___ RAW DATA

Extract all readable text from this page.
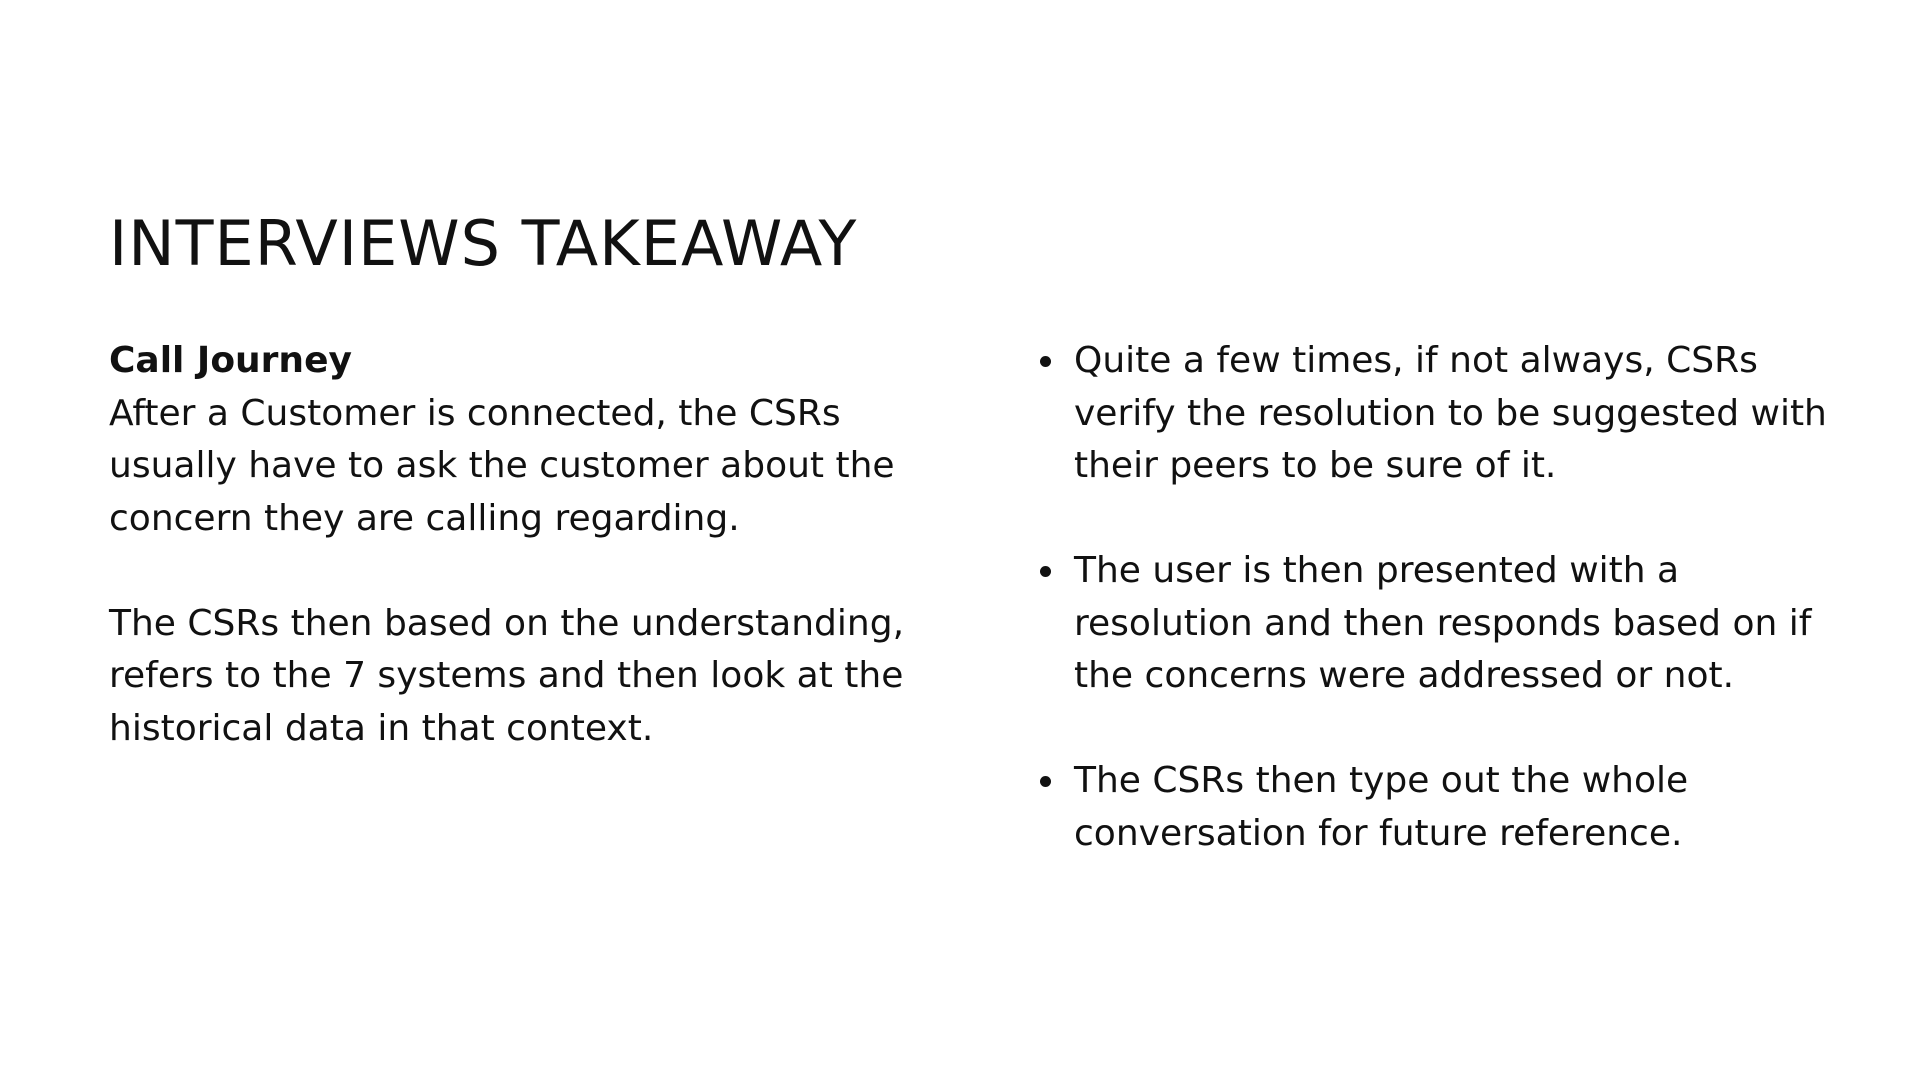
INTERVIEWS TAKEAWAY
Call Journey

After a Customer is connected, the CSRs usually have to ask the customer about the concern they are calling regarding.

The CSRs then based on the understanding, refers to the 7 systems and then look at the historical data in that context.

Quite a few times, if not always, CSRs verify the resolution to be suggested with their peers to be sure of it.
The user is then presented with a resolution and then responds based on if the concerns were addressed or not.
The CSRs then type out the whole conversation for future reference.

______

EXERCISE AIM: Copy the records exactly. Skip the pictures.

SOLVED PROBLEM:
Extract all readable text from this page.
INTERVIEWS TAKEAWAY
Call Journey

After a Customer is connected, the CSRs usually have to ask the customer about the concern they are calling regarding.

The CSRs then based on the understanding, refers to the 7 systems and then look at the historical data in that context.

Quite a few times, if not always, CSRs verify the resolution to be suggested with their peers to be sure of it.
The user is then presented with a resolution and then responds based on if the concerns were addressed or not.
The CSRs then type out the whole conversation for future reference.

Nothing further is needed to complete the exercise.